* [PAGE TEXT]:
Office.context.document.settings.set('mySetting', 'mySetting value');

    • Access to custom XML parts : In Word 2013 Preview, apps have access to custom XML parts, which enable XML-driven manipulation of the contents in a Word document.

    • Access to item properties: For email and calendar (and therefore mail apps), the API provides access to selected built-in properties and custom properties.

For the full details about the API supported in Office 2013 Preview, check out the reference documentation.

All this is great, but what about development tools?

We designed apps for Office so that they can be built with a broad range of tools and development environments. You can build simple apps with just a text editor. In fact, many of the first internal samples we created were built with Notepad. For more sophisticated apps, you may want to use a more robust web development environment. Because it all works with web standards, you can choose your favorite from the vendor of your choice, all you need is the ability to author web projects. Of course, we expect Visual Studio to be the premier experience and I'm really proud of the work our friends in the Visual Studio team are doing to support development of apps for Office. I won't cover many details here, but I do want to mention that the previews of the Microsoft Office Developer Tools for Visual Studio 2012 and "Napa" Office 365 Development Tools are now available. The latter is a brand new 100% browser-based development environment that enables you to build apps for Office in minutes, without installing anything on your machine. For more details, check out this post from S. Somasegar, corporate vice president of the Microsoft Developer Division.

* [INFORMATION SUPPLIED]:
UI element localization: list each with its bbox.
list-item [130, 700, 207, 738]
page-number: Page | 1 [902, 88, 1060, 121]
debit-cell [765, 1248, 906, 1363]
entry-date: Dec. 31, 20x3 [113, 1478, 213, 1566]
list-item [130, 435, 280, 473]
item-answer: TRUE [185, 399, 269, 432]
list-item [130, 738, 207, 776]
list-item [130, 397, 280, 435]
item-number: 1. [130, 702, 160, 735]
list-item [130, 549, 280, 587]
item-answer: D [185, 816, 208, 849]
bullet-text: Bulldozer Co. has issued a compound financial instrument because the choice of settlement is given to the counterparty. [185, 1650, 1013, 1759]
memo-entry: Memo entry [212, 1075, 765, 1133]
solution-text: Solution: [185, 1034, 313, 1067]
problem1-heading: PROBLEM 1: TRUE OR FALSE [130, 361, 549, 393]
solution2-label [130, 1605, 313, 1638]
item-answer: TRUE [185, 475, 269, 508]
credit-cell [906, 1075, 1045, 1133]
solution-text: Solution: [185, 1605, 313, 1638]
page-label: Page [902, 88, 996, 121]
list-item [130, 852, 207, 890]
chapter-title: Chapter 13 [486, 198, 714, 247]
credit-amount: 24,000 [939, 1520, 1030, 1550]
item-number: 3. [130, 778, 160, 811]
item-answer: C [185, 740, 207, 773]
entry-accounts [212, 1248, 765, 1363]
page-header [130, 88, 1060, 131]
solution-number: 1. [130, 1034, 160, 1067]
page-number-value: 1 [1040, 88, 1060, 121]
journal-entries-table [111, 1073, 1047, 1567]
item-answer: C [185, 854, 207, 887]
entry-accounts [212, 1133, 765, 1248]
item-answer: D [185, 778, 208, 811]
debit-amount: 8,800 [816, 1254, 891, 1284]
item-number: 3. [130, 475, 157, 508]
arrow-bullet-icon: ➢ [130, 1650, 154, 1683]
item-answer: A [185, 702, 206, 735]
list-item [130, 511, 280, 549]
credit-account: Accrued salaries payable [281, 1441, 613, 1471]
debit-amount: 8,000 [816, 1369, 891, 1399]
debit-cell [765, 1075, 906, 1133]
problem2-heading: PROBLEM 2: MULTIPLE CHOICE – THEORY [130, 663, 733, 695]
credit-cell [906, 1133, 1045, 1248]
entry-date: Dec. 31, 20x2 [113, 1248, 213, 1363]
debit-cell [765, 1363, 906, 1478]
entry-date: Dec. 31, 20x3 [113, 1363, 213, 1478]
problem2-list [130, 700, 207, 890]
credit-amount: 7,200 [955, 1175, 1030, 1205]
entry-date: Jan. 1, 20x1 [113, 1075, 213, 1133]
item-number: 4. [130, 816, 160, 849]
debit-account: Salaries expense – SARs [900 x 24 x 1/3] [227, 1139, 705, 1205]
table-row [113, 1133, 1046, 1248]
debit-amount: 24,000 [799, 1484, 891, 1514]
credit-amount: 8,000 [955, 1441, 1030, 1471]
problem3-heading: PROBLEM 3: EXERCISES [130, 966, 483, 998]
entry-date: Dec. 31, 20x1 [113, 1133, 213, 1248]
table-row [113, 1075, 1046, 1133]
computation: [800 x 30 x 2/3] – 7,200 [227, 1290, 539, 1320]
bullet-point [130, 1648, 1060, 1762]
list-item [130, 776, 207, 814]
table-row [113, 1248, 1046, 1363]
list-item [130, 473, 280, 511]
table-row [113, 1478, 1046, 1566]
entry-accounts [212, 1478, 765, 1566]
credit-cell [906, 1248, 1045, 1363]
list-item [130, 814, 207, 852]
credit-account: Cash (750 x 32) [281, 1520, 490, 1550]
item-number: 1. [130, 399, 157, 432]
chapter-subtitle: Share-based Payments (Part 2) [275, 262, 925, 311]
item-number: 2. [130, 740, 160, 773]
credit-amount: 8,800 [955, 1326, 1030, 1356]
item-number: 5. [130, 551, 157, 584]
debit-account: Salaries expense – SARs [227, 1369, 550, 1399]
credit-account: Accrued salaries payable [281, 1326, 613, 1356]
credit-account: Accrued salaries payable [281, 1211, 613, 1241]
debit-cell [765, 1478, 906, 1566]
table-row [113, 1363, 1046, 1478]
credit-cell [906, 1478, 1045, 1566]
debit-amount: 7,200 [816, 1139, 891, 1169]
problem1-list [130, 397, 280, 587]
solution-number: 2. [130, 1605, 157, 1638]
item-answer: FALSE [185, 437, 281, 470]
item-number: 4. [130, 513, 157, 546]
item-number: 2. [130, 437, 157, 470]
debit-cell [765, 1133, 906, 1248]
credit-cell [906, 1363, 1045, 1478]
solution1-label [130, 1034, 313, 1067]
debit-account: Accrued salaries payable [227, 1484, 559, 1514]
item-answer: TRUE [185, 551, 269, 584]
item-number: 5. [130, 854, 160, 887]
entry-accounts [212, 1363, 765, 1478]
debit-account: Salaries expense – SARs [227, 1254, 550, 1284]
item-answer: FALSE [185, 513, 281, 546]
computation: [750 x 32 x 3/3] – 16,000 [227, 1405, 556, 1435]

* [ACTIVITY 1]: According to the text about apps for Office, why can developers pick a web development environment from any vendor they like? Answer in one to three sentences.
* [ACTIVITY 2]: Continue the text about apps for Office and their development tools from its last sentence.
The items come from a separate source, unrelated to the text about apps for Office.

* [RESULT 1]: Apps for Office are built on web standards. The only thing a development environment needs is the ability to author web projects, so any vendor's tool will work.

* [RESULT 2]:
I built my app, how will users get it?

We talked about how app catalogs provide a centralized solution for end users to get apps and how app manifests are at the core of app deployment. Users can insert apps in Word, Excel, and Project or get them contextually in Outlook. Also, when users share documents that contain apps,
the recipients of those documents automatically get the app too. This works because, when an app is inserted into a document, a reference to its manifest is stored in the document. This reference contains just the app Id and the URL to the app catalog that stores the app manifest.

To summarize, reaching end users is simple:

  1. Upload the manifest to the desired catalog (Office Store, SharePoint, Exchange, or File Share).

  2. Deploy the web project to the web server of your choice.

  3. When users insert apps inside their Office applications, the apps automatically appear in the Office insertion UI.

  4. When users share documents, recipients automatically get included apps from the corresponding app catalog.

  5. Office application start apps transparently to the user by retrieving the app manifest from the corresponding app catalog and loading its main webpage from the source location URL specified in it (for example, the web server location from point #2 above).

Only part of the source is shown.